Will you output all of the data below exactly, omitting the images?

========================================

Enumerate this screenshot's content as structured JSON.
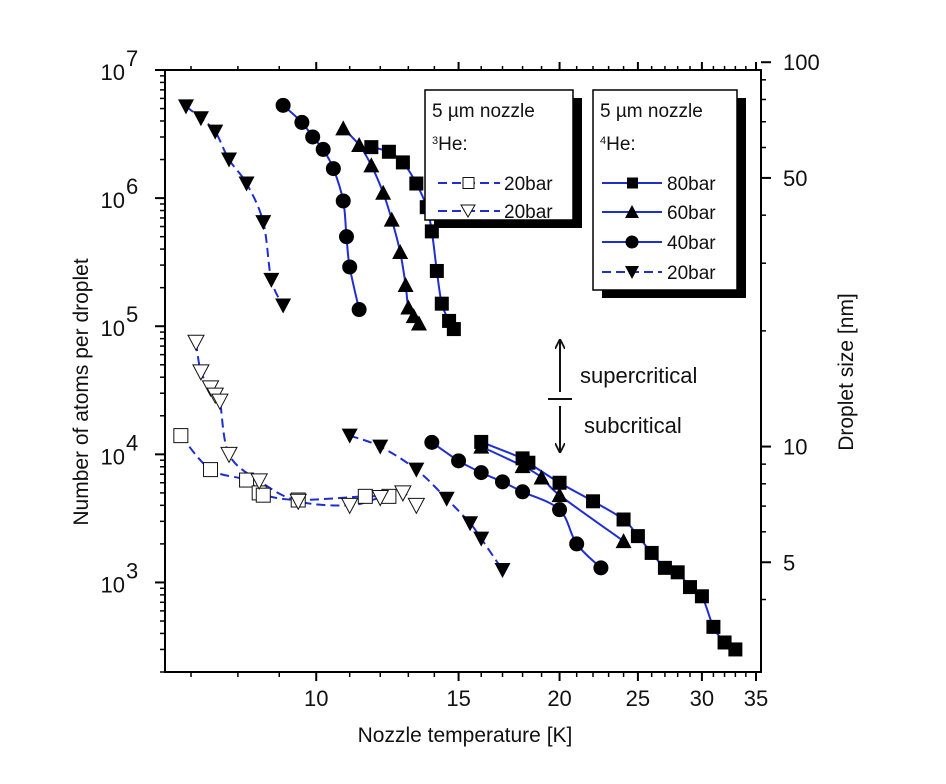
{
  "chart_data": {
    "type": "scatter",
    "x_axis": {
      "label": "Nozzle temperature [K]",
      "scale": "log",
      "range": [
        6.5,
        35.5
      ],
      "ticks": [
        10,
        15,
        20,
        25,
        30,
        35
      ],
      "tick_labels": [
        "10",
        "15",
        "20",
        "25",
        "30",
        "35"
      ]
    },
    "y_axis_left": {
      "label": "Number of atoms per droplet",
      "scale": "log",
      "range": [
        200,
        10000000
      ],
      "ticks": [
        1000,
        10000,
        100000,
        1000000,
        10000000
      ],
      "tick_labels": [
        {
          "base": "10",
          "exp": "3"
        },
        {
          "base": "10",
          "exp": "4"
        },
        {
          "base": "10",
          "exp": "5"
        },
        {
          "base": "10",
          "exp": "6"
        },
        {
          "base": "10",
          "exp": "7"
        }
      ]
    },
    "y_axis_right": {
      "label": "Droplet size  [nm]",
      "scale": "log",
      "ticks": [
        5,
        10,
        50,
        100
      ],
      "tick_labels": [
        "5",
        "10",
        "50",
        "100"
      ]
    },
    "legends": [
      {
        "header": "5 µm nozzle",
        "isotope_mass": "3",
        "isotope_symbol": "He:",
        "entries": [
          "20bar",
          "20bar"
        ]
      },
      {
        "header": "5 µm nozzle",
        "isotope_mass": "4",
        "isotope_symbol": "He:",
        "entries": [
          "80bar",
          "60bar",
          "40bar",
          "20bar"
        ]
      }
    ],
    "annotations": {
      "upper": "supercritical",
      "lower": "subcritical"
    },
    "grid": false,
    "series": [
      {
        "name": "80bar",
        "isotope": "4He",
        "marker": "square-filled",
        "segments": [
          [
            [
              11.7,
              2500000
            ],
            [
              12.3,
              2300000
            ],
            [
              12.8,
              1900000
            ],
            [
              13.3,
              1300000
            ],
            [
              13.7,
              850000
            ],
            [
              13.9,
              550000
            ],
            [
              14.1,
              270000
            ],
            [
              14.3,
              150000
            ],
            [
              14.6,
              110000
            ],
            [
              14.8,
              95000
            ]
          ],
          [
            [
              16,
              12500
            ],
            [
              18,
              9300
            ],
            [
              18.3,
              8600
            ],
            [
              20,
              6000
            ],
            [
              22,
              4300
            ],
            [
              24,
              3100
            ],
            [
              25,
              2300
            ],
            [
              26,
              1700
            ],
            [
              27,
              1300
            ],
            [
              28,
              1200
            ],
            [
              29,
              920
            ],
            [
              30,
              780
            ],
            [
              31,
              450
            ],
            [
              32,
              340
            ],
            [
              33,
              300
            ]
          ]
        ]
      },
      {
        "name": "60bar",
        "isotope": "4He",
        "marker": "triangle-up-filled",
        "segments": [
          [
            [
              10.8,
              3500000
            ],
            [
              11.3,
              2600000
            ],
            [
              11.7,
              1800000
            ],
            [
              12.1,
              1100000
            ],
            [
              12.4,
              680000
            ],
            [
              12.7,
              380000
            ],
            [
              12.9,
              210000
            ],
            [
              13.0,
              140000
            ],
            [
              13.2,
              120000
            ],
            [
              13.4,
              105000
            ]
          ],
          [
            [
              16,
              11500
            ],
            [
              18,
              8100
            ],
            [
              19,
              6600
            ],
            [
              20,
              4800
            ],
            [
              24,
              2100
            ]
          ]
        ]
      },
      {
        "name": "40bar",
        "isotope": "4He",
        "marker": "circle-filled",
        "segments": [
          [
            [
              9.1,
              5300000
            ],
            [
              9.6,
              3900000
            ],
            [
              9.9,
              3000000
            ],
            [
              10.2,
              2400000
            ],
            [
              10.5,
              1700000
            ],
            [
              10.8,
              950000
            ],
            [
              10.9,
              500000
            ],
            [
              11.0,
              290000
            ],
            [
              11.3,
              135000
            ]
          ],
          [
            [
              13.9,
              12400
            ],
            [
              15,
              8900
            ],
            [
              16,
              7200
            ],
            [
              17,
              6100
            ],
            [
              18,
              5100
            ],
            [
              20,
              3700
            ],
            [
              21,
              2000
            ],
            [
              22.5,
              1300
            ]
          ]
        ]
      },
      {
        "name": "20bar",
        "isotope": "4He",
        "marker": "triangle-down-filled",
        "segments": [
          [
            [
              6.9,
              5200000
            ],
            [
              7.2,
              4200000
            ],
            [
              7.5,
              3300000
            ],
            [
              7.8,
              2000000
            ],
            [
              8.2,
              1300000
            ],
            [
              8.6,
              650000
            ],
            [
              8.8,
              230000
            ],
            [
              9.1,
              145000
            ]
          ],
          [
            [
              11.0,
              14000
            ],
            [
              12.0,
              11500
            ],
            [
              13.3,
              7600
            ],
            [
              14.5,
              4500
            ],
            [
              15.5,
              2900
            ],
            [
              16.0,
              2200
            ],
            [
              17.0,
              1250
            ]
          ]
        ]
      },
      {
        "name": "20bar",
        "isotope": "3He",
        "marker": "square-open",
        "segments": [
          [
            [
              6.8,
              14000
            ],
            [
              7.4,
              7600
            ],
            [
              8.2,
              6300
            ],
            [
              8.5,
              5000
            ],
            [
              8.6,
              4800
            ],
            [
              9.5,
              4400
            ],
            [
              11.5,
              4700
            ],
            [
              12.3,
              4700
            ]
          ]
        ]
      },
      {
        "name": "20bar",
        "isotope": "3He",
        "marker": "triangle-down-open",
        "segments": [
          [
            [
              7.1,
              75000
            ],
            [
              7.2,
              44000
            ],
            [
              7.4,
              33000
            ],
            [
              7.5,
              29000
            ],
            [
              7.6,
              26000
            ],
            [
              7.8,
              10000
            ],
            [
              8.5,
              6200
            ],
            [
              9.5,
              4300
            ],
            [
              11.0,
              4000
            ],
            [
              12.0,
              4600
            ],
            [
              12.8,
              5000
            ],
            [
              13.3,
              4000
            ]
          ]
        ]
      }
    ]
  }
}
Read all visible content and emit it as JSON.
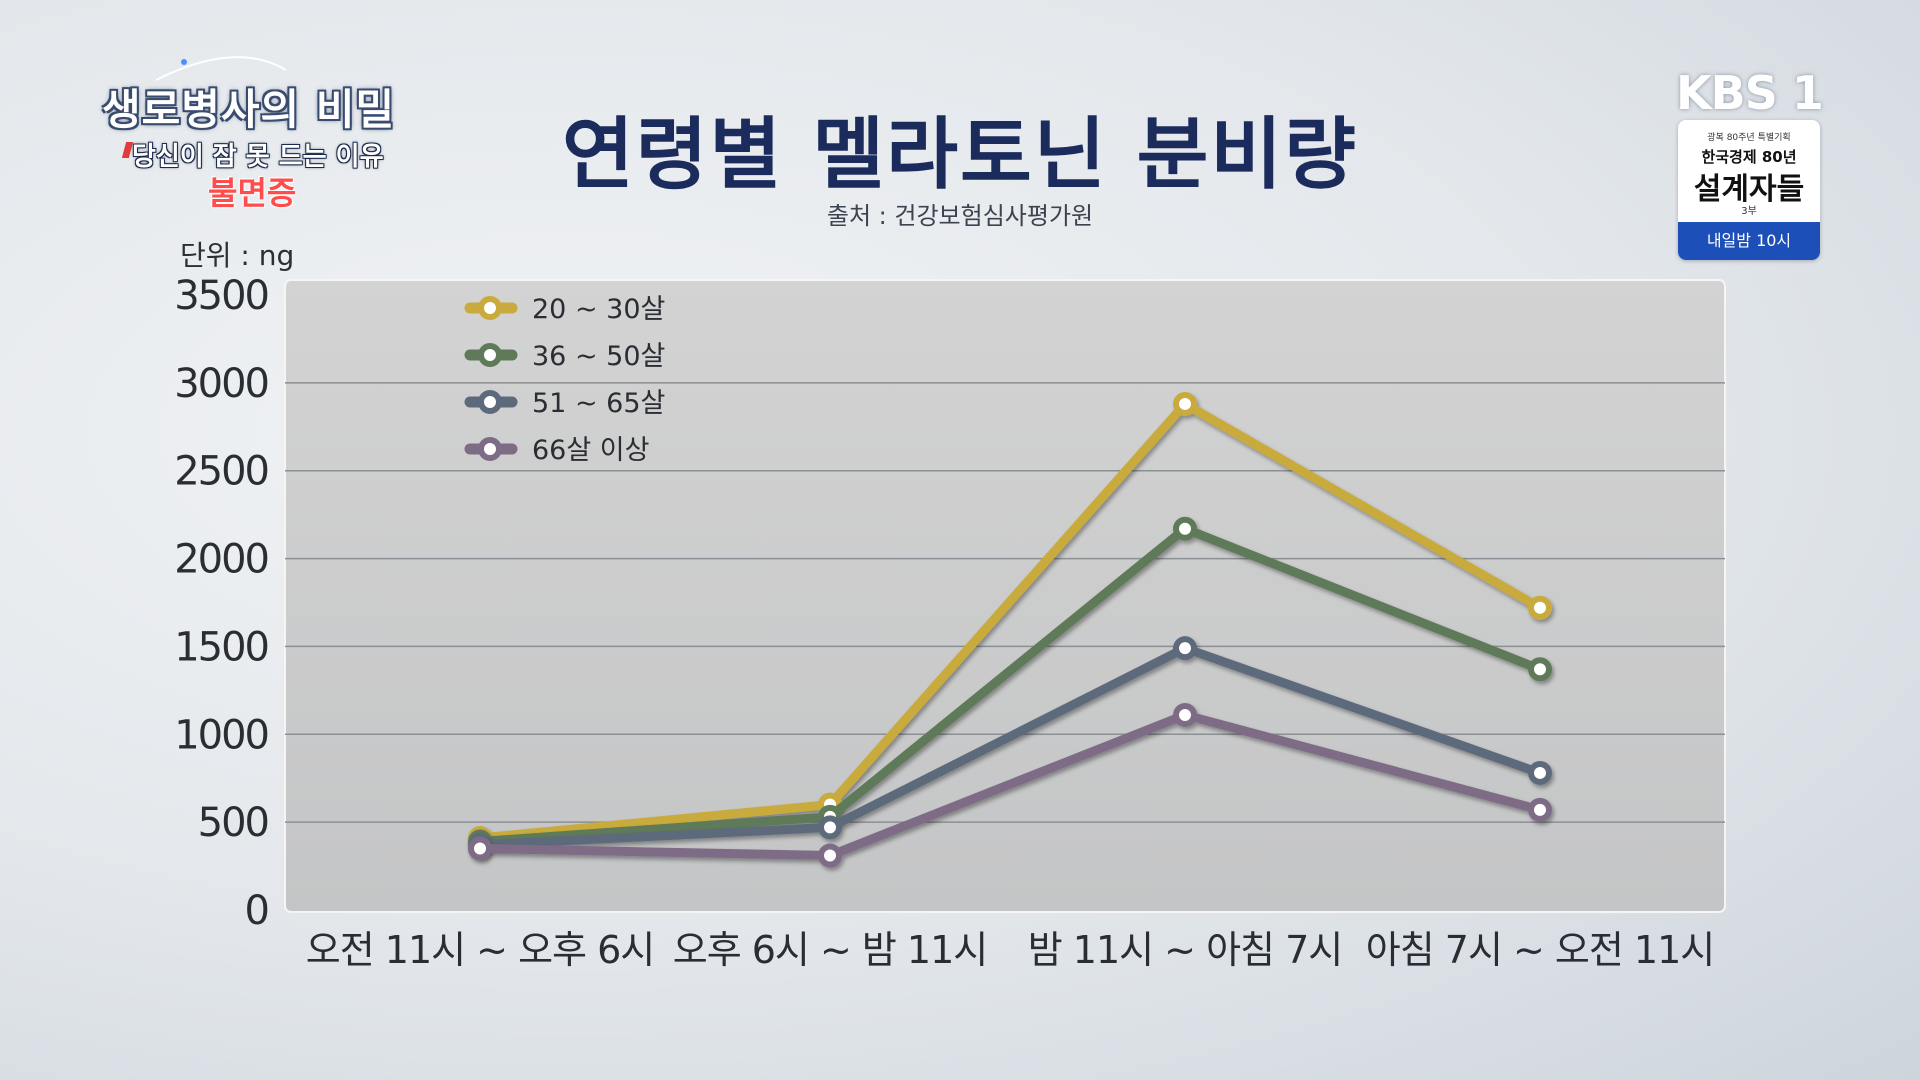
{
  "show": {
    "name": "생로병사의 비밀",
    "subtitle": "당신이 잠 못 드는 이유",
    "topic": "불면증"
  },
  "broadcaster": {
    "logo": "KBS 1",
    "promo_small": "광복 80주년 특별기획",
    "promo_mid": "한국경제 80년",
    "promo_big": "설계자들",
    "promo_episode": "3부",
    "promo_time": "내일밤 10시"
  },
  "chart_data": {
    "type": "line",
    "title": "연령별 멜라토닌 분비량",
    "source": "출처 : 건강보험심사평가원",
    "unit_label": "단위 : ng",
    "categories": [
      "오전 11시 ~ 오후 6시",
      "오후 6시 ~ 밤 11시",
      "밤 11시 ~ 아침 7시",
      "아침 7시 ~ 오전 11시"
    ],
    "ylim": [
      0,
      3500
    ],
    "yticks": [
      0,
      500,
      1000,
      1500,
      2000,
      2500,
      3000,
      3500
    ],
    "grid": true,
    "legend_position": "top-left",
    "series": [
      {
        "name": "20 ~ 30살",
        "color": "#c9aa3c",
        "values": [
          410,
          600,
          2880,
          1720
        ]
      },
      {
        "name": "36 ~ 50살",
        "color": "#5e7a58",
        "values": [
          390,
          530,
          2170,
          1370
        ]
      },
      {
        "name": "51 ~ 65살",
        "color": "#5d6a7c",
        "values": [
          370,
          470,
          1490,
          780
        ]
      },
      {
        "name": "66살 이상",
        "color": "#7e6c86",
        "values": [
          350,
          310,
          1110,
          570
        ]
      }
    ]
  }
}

========================================

→ **Task result**
Enumerate this screenshot's content as structured JSON.
{
  "chart_data": {
    "type": "scatter",
    "x_axis": {
      "label": "Nozzle temperature [K]",
      "scale": "log",
      "range": [
        6.5,
        35.5
      ],
      "ticks": [
        10,
        15,
        20,
        25,
        30,
        35
      ],
      "tick_labels": [
        "10",
        "15",
        "20",
        "25",
        "30",
        "35"
      ]
    },
    "y_axis_left": {
      "label": "Number of atoms per droplet",
      "scale": "log",
      "range": [
        200,
        10000000
      ],
      "ticks": [
        1000,
        10000,
        100000,
        1000000,
        10000000
      ],
      "tick_labels": [
        {
          "base": "10",
          "exp": "3"
        },
        {
          "base": "10",
          "exp": "4"
        },
        {
          "base": "10",
          "exp": "5"
        },
        {
          "base": "10",
          "exp": "6"
        },
        {
          "base": "10",
          "exp": "7"
        }
      ]
    },
    "y_axis_right": {
      "label": "Droplet size  [nm]",
      "scale": "log",
      "ticks": [
        5,
        10,
        50,
        100
      ],
      "tick_labels": [
        "5",
        "10",
        "50",
        "100"
      ]
    },
    "legends": [
      {
        "header": "5 µm nozzle",
        "isotope_mass": "3",
        "isotope_symbol": "He:",
        "entries": [
          "20bar",
          "20bar"
        ]
      },
      {
        "header": "5 µm nozzle",
        "isotope_mass": "4",
        "isotope_symbol": "He:",
        "entries": [
          "80bar",
          "60bar",
          "40bar",
          "20bar"
        ]
      }
    ],
    "annotations": {
      "upper": "supercritical",
      "lower": "subcritical"
    },
    "grid": false,
    "series": [
      {
        "name": "80bar",
        "isotope": "4He",
        "marker": "square-filled",
        "segments": [
          [
            [
              11.7,
              2500000
            ],
            [
              12.3,
              2300000
            ],
            [
              12.8,
              1900000
            ],
            [
              13.3,
              1300000
            ],
            [
              13.7,
              850000
            ],
            [
              13.9,
              550000
            ],
            [
              14.1,
              270000
            ],
            [
              14.3,
              150000
            ],
            [
              14.6,
              110000
            ],
            [
              14.8,
              95000
            ]
          ],
          [
            [
              16,
              12500
            ],
            [
              18,
              9300
            ],
            [
              18.3,
              8600
            ],
            [
              20,
              6000
            ],
            [
              22,
              4300
            ],
            [
              24,
              3100
            ],
            [
              25,
              2300
            ],
            [
              26,
              1700
            ],
            [
              27,
              1300
            ],
            [
              28,
              1200
            ],
            [
              29,
              920
            ],
            [
              30,
              780
            ],
            [
              31,
              450
            ],
            [
              32,
              340
            ],
            [
              33,
              300
            ]
          ]
        ]
      },
      {
        "name": "60bar",
        "isotope": "4He",
        "marker": "triangle-up-filled",
        "segments": [
          [
            [
              10.8,
              3500000
            ],
            [
              11.3,
              2600000
            ],
            [
              11.7,
              1800000
            ],
            [
              12.1,
              1100000
            ],
            [
              12.4,
              680000
            ],
            [
              12.7,
              380000
            ],
            [
              12.9,
              210000
            ],
            [
              13.0,
              140000
            ],
            [
              13.2,
              120000
            ],
            [
              13.4,
              105000
            ]
          ],
          [
            [
              16,
              11500
            ],
            [
              18,
              8100
            ],
            [
              19,
              6600
            ],
            [
              20,
              4800
            ],
            [
              24,
              2100
            ]
          ]
        ]
      },
      {
        "name": "40bar",
        "isotope": "4He",
        "marker": "circle-filled",
        "segments": [
          [
            [
              9.1,
              5300000
            ],
            [
              9.6,
              3900000
            ],
            [
              9.9,
              3000000
            ],
            [
              10.2,
              2400000
            ],
            [
              10.5,
              1700000
            ],
            [
              10.8,
              950000
            ],
            [
              10.9,
              500000
            ],
            [
              11.0,
              290000
            ],
            [
              11.3,
              135000
            ]
          ],
          [
            [
              13.9,
              12400
            ],
            [
              15,
              8900
            ],
            [
              16,
              7200
            ],
            [
              17,
              6100
            ],
            [
              18,
              5100
            ],
            [
              20,
              3700
            ],
            [
              21,
              2000
            ],
            [
              22.5,
              1300
            ]
          ]
        ]
      },
      {
        "name": "20bar",
        "isotope": "4He",
        "marker": "triangle-down-filled",
        "segments": [
          [
            [
              6.9,
              5200000
            ],
            [
              7.2,
              4200000
            ],
            [
              7.5,
              3300000
            ],
            [
              7.8,
              2000000
            ],
            [
              8.2,
              1300000
            ],
            [
              8.6,
              650000
            ],
            [
              8.8,
              230000
            ],
            [
              9.1,
              145000
            ]
          ],
          [
            [
              11.0,
              14000
            ],
            [
              12.0,
              11500
            ],
            [
              13.3,
              7600
            ],
            [
              14.5,
              4500
            ],
            [
              15.5,
              2900
            ],
            [
              16.0,
              2200
            ],
            [
              17.0,
              1250
            ]
          ]
        ]
      },
      {
        "name": "20bar",
        "isotope": "3He",
        "marker": "square-open",
        "segments": [
          [
            [
              6.8,
              14000
            ],
            [
              7.4,
              7600
            ],
            [
              8.2,
              6300
            ],
            [
              8.5,
              5000
            ],
            [
              8.6,
              4800
            ],
            [
              9.5,
              4400
            ],
            [
              11.5,
              4700
            ],
            [
              12.3,
              4700
            ]
          ]
        ]
      },
      {
        "name": "20bar",
        "isotope": "3He",
        "marker": "triangle-down-open",
        "segments": [
          [
            [
              7.1,
              75000
            ],
            [
              7.2,
              44000
            ],
            [
              7.4,
              33000
            ],
            [
              7.5,
              29000
            ],
            [
              7.6,
              26000
            ],
            [
              7.8,
              10000
            ],
            [
              8.5,
              6200
            ],
            [
              9.5,
              4300
            ],
            [
              11.0,
              4000
            ],
            [
              12.0,
              4600
            ],
            [
              12.8,
              5000
            ],
            [
              13.3,
              4000
            ]
          ]
        ]
      }
    ]
  }
}
Read all visible content and emit it as JSON.
{
  "show": {
    "name": "생로병사의 비밀",
    "subtitle": "당신이 잠 못 드는 이유",
    "topic": "불면증"
  },
  "broadcaster": {
    "logo": "KBS 1",
    "promo_small": "광복 80주년 특별기획",
    "promo_mid": "한국경제 80년",
    "promo_big": "설계자들",
    "promo_episode": "3부",
    "promo_time": "내일밤 10시"
  },
  "chart_data": {
    "type": "line",
    "title": "연령별 멜라토닌 분비량",
    "source": "출처 : 건강보험심사평가원",
    "unit_label": "단위 : ng",
    "categories": [
      "오전 11시 ~ 오후 6시",
      "오후 6시 ~ 밤 11시",
      "밤 11시 ~ 아침 7시",
      "아침 7시 ~ 오전 11시"
    ],
    "ylim": [
      0,
      3500
    ],
    "yticks": [
      0,
      500,
      1000,
      1500,
      2000,
      2500,
      3000,
      3500
    ],
    "grid": true,
    "legend_position": "top-left",
    "series": [
      {
        "name": "20 ~ 30살",
        "color": "#c9aa3c",
        "values": [
          410,
          600,
          2880,
          1720
        ]
      },
      {
        "name": "36 ~ 50살",
        "color": "#5e7a58",
        "values": [
          390,
          530,
          2170,
          1370
        ]
      },
      {
        "name": "51 ~ 65살",
        "color": "#5d6a7c",
        "values": [
          370,
          470,
          1490,
          780
        ]
      },
      {
        "name": "66살 이상",
        "color": "#7e6c86",
        "values": [
          350,
          310,
          1110,
          570
        ]
      }
    ]
  }
}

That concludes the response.